[WHAT IS REQUIRED]: Check every line of the entries below for the word "dashed", and copy the ones that have it.
--- Start ROWS ---
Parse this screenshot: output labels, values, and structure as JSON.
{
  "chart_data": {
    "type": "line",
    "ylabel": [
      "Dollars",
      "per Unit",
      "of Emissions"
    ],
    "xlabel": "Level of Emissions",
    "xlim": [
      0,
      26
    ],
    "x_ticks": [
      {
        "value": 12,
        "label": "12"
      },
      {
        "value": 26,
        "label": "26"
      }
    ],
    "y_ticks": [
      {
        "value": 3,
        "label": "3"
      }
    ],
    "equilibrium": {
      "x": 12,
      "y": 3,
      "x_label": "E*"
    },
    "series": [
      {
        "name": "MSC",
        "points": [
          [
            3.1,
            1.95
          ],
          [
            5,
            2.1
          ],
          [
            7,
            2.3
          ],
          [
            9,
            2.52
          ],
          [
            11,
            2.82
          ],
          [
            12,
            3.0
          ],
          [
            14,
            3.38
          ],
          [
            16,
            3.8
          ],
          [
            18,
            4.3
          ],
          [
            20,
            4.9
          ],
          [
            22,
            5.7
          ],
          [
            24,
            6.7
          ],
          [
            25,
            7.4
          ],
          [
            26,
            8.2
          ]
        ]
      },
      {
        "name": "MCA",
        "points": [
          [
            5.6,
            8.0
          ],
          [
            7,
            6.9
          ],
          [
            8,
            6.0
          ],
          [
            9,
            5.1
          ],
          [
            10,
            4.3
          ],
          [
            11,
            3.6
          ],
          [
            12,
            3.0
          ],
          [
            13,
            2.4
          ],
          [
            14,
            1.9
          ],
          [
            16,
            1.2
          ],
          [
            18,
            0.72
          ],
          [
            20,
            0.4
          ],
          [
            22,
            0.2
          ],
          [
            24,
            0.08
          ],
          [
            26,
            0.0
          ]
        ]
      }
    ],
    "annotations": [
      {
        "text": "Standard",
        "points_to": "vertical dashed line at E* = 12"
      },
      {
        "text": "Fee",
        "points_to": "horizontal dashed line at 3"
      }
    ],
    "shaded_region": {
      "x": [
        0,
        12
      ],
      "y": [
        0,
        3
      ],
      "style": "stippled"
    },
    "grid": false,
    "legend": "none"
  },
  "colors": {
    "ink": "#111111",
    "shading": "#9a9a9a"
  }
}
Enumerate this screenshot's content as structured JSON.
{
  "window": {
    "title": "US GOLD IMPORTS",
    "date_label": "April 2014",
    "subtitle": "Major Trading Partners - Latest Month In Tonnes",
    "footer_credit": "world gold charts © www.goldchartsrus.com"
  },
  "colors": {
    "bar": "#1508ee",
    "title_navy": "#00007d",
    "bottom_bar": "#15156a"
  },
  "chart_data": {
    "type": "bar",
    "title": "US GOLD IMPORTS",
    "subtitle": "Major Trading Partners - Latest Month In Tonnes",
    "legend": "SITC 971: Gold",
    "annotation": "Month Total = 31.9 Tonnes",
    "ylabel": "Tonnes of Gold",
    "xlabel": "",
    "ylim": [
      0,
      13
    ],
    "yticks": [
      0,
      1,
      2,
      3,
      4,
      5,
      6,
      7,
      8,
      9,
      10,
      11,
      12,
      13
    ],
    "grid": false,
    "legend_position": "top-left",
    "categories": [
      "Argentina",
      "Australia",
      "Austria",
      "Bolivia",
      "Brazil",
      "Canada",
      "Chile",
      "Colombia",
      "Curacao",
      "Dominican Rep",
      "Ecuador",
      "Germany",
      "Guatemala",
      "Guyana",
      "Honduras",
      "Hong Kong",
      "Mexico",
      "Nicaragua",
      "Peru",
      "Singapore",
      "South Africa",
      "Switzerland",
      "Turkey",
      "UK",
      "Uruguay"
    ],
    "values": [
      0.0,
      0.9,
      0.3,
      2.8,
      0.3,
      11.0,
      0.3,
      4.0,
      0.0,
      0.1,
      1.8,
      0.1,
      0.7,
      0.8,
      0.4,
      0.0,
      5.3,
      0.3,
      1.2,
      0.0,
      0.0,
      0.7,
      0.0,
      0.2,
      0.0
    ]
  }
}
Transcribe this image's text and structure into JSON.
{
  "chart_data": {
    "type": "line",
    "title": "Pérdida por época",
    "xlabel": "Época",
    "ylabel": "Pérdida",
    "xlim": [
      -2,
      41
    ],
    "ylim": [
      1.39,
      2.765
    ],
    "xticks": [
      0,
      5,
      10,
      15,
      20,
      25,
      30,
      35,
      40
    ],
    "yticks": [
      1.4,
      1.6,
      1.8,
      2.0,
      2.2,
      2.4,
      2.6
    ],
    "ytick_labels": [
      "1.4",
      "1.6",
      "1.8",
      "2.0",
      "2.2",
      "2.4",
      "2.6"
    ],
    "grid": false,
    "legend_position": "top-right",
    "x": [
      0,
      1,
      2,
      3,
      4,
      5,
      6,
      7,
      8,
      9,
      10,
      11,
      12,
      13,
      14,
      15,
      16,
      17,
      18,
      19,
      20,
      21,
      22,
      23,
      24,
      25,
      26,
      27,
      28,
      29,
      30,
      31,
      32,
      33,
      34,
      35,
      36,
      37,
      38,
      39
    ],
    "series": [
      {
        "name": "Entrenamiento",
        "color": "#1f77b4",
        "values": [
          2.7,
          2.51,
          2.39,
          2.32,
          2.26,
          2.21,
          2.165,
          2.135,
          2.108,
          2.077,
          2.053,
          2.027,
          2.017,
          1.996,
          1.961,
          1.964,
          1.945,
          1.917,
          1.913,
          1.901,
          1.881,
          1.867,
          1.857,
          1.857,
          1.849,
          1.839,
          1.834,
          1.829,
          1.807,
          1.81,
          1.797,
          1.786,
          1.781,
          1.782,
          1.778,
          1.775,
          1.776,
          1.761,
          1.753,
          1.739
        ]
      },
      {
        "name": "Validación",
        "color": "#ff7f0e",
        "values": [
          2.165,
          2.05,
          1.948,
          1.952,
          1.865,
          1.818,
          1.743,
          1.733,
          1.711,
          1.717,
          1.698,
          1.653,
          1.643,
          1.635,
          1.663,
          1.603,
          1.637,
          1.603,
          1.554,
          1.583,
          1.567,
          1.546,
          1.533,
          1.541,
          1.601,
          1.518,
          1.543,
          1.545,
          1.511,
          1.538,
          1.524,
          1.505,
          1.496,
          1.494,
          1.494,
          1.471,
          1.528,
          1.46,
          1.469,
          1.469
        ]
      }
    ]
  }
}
--- End ROWS ---
[OUTPUT BELOW]:
        "points_to": "vertical dashed line at E* = 12"
        "points_to": "horizontal dashed line at 3"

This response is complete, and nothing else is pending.